> **DATA RECORDS**:
• • • • •

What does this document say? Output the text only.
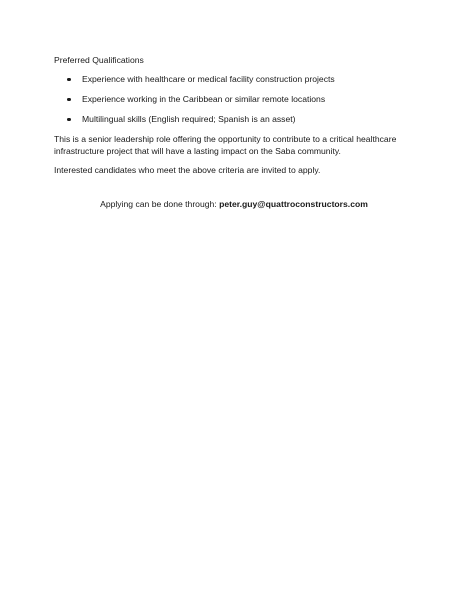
Preferred Qualifications

Experience with healthcare or medical facility construction projects
Experience working in the Caribbean or similar remote locations
Multilingual skills (English required; Spanish is an asset)

This is a senior leadership role offering the opportunity to contribute to a critical healthcare infrastructure project that will have a lasting impact on the Saba community.

Interested candidates who meet the above criteria are invited to apply.

Applying can be done through: peter.guy@quattroconstructors.com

• • • • •

Every line is to be duplicated exactly, though pictures stay out.

What does this document say? Output the text only.
Preferred Qualifications

Experience with healthcare or medical facility construction projects
Experience working in the Caribbean or similar remote locations
Multilingual skills (English required; Spanish is an asset)

This is a senior leadership role offering the opportunity to contribute to a critical healthcare infrastructure project that will have a lasting impact on the Saba community.

Interested candidates who meet the above criteria are invited to apply.

Applying can be done through: peter.guy@quattroconstructors.com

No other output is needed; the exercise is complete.